● **STATED PROBLEM**
Make an exact copy of all the entries, but do not reproduce the pictures.

● **MATERIAL**
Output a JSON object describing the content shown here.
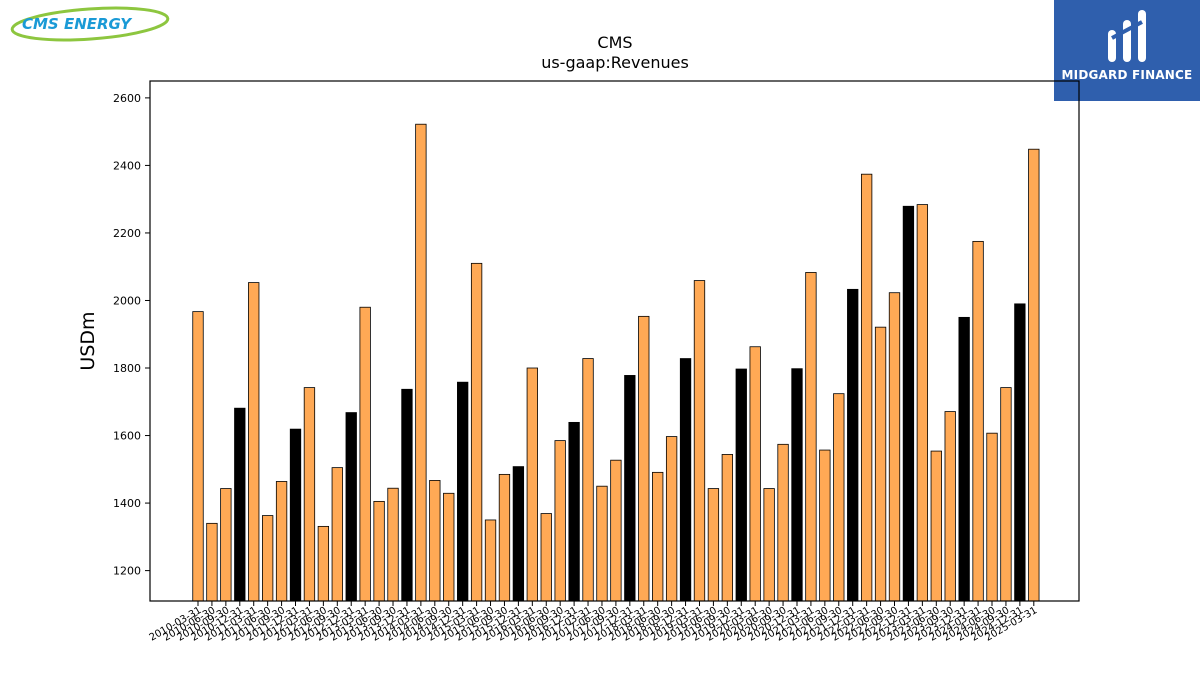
{
  "logos": {
    "left_text": "CMS ENERGY",
    "right_text": "MIDGARD FINANCE"
  },
  "colors": {
    "annual_bar": "#000000",
    "quarter_bar": "#ffa955",
    "bar_edge": "#000000",
    "right_logo_bg": "#2f5fad",
    "left_logo_text": "#1a9ad6",
    "left_logo_swoosh": "#8dc63f"
  },
  "chart_data": {
    "type": "bar",
    "title": "CMS",
    "subtitle": "us-gaap:Revenues",
    "xlabel": "",
    "ylabel": "USDm",
    "ylim": [
      1110,
      2650
    ],
    "yticks": [
      1200,
      1400,
      1600,
      1800,
      2000,
      2200,
      2400,
      2600
    ],
    "grid": false,
    "categories": [
      "2010-03-31",
      "2010-06-30",
      "2010-09-30",
      "2010-12-31",
      "2011-03-31",
      "2011-06-30",
      "2011-09-30",
      "2011-12-31",
      "2012-03-31",
      "2012-06-30",
      "2012-09-30",
      "2012-12-31",
      "2013-03-31",
      "2013-06-30",
      "2013-09-30",
      "2013-12-31",
      "2014-03-31",
      "2014-06-30",
      "2014-09-30",
      "2014-12-31",
      "2015-03-31",
      "2015-06-30",
      "2015-09-30",
      "2015-12-31",
      "2016-03-31",
      "2016-06-30",
      "2016-09-30",
      "2016-12-31",
      "2017-03-31",
      "2017-06-30",
      "2017-09-30",
      "2017-12-31",
      "2018-03-31",
      "2018-06-30",
      "2018-09-30",
      "2018-12-31",
      "2019-03-31",
      "2019-06-30",
      "2019-09-30",
      "2019-12-31",
      "2020-03-31",
      "2020-06-30",
      "2020-09-30",
      "2020-12-31",
      "2021-03-31",
      "2021-06-30",
      "2021-09-30",
      "2021-12-31",
      "2022-03-31",
      "2022-06-30",
      "2022-09-30",
      "2022-12-31",
      "2023-03-31",
      "2023-06-30",
      "2023-09-30",
      "2023-12-31",
      "2024-03-31",
      "2024-06-30",
      "2024-09-30",
      "2024-12-31",
      "2025-03-31"
    ],
    "values": [
      1967,
      1340,
      1443,
      1681,
      2053,
      1363,
      1464,
      1619,
      1742,
      1331,
      1505,
      1668,
      1980,
      1405,
      1444,
      1737,
      2522,
      1467,
      1429,
      1758,
      2110,
      1350,
      1485,
      1508,
      1800,
      1369,
      1585,
      1639,
      1828,
      1450,
      1527,
      1778,
      1953,
      1491,
      1597,
      1828,
      2059,
      1443,
      1544,
      1797,
      1863,
      1443,
      1574,
      1798,
      2083,
      1557,
      1724,
      2033,
      2374,
      1921,
      2023,
      2279,
      2284,
      1554,
      1671,
      1950,
      2175,
      1607,
      1742,
      1990,
      2448
    ],
    "annual_flags": [
      0,
      0,
      0,
      1,
      0,
      0,
      0,
      1,
      0,
      0,
      0,
      1,
      0,
      0,
      0,
      1,
      0,
      0,
      0,
      1,
      0,
      0,
      0,
      1,
      0,
      0,
      0,
      1,
      0,
      0,
      0,
      1,
      0,
      0,
      0,
      1,
      0,
      0,
      0,
      1,
      0,
      0,
      0,
      1,
      0,
      0,
      0,
      1,
      0,
      0,
      0,
      1,
      0,
      0,
      0,
      1,
      0,
      0,
      0,
      1,
      0
    ]
  }
}
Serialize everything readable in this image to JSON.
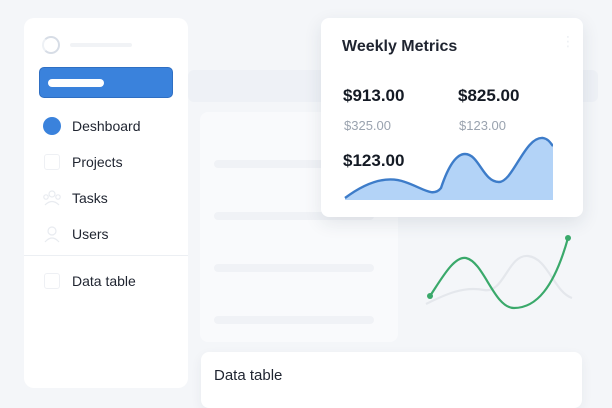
{
  "sidebar": {
    "items": [
      {
        "label": "Deshboard",
        "icon": "dashboard-icon",
        "active": true
      },
      {
        "label": "Projects",
        "icon": "projects-icon",
        "active": false
      },
      {
        "label": "Tasks",
        "icon": "tasks-icon",
        "active": false
      },
      {
        "label": "Users",
        "icon": "users-icon",
        "active": false
      }
    ],
    "secondary": [
      {
        "label": "Data table",
        "icon": "table-icon"
      }
    ]
  },
  "metrics_card": {
    "title": "Weekly Metrics",
    "stats": [
      {
        "value": "$913.00",
        "sub": "$325.00"
      },
      {
        "value": "$825.00",
        "sub": "$123.00"
      },
      {
        "value": "$123.00"
      }
    ]
  },
  "table_card": {
    "title": "Data table"
  },
  "colors": {
    "accent": "#3a82dc",
    "area_fill": "#b3d3f7",
    "area_line": "#3d7cc9",
    "trend_line": "#3aa96b",
    "trend_ghost": "#e4e7ec"
  }
}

● **EXPECTED OUTPUT**
Output a JSON object describing the content shown here.
{
  "logos": {
    "left_text": "CMS ENERGY",
    "right_text": "MIDGARD FINANCE"
  },
  "colors": {
    "annual_bar": "#000000",
    "quarter_bar": "#ffa955",
    "bar_edge": "#000000",
    "right_logo_bg": "#2f5fad",
    "left_logo_text": "#1a9ad6",
    "left_logo_swoosh": "#8dc63f"
  },
  "chart_data": {
    "type": "bar",
    "title": "CMS",
    "subtitle": "us-gaap:Revenues",
    "xlabel": "",
    "ylabel": "USDm",
    "ylim": [
      1110,
      2650
    ],
    "yticks": [
      1200,
      1400,
      1600,
      1800,
      2000,
      2200,
      2400,
      2600
    ],
    "grid": false,
    "categories": [
      "2010-03-31",
      "2010-06-30",
      "2010-09-30",
      "2010-12-31",
      "2011-03-31",
      "2011-06-30",
      "2011-09-30",
      "2011-12-31",
      "2012-03-31",
      "2012-06-30",
      "2012-09-30",
      "2012-12-31",
      "2013-03-31",
      "2013-06-30",
      "2013-09-30",
      "2013-12-31",
      "2014-03-31",
      "2014-06-30",
      "2014-09-30",
      "2014-12-31",
      "2015-03-31",
      "2015-06-30",
      "2015-09-30",
      "2015-12-31",
      "2016-03-31",
      "2016-06-30",
      "2016-09-30",
      "2016-12-31",
      "2017-03-31",
      "2017-06-30",
      "2017-09-30",
      "2017-12-31",
      "2018-03-31",
      "2018-06-30",
      "2018-09-30",
      "2018-12-31",
      "2019-03-31",
      "2019-06-30",
      "2019-09-30",
      "2019-12-31",
      "2020-03-31",
      "2020-06-30",
      "2020-09-30",
      "2020-12-31",
      "2021-03-31",
      "2021-06-30",
      "2021-09-30",
      "2021-12-31",
      "2022-03-31",
      "2022-06-30",
      "2022-09-30",
      "2022-12-31",
      "2023-03-31",
      "2023-06-30",
      "2023-09-30",
      "2023-12-31",
      "2024-03-31",
      "2024-06-30",
      "2024-09-30",
      "2024-12-31",
      "2025-03-31"
    ],
    "values": [
      1967,
      1340,
      1443,
      1681,
      2053,
      1363,
      1464,
      1619,
      1742,
      1331,
      1505,
      1668,
      1980,
      1405,
      1444,
      1737,
      2522,
      1467,
      1429,
      1758,
      2110,
      1350,
      1485,
      1508,
      1800,
      1369,
      1585,
      1639,
      1828,
      1450,
      1527,
      1778,
      1953,
      1491,
      1597,
      1828,
      2059,
      1443,
      1544,
      1797,
      1863,
      1443,
      1574,
      1798,
      2083,
      1557,
      1724,
      2033,
      2374,
      1921,
      2023,
      2279,
      2284,
      1554,
      1671,
      1950,
      2175,
      1607,
      1742,
      1990,
      2448
    ],
    "annual_flags": [
      0,
      0,
      0,
      1,
      0,
      0,
      0,
      1,
      0,
      0,
      0,
      1,
      0,
      0,
      0,
      1,
      0,
      0,
      0,
      1,
      0,
      0,
      0,
      1,
      0,
      0,
      0,
      1,
      0,
      0,
      0,
      1,
      0,
      0,
      0,
      1,
      0,
      0,
      0,
      1,
      0,
      0,
      0,
      1,
      0,
      0,
      0,
      1,
      0,
      0,
      0,
      1,
      0,
      0,
      0,
      1,
      0,
      0,
      0,
      1,
      0
    ]
  }
}
Serialize everything readable in this image to JSON.
{
  "sidebar": {
    "items": [
      {
        "label": "Deshboard",
        "icon": "dashboard-icon",
        "active": true
      },
      {
        "label": "Projects",
        "icon": "projects-icon",
        "active": false
      },
      {
        "label": "Tasks",
        "icon": "tasks-icon",
        "active": false
      },
      {
        "label": "Users",
        "icon": "users-icon",
        "active": false
      }
    ],
    "secondary": [
      {
        "label": "Data table",
        "icon": "table-icon"
      }
    ]
  },
  "metrics_card": {
    "title": "Weekly Metrics",
    "stats": [
      {
        "value": "$913.00",
        "sub": "$325.00"
      },
      {
        "value": "$825.00",
        "sub": "$123.00"
      },
      {
        "value": "$123.00"
      }
    ]
  },
  "table_card": {
    "title": "Data table"
  },
  "colors": {
    "accent": "#3a82dc",
    "area_fill": "#b3d3f7",
    "area_line": "#3d7cc9",
    "trend_line": "#3aa96b",
    "trend_ghost": "#e4e7ec"
  }
}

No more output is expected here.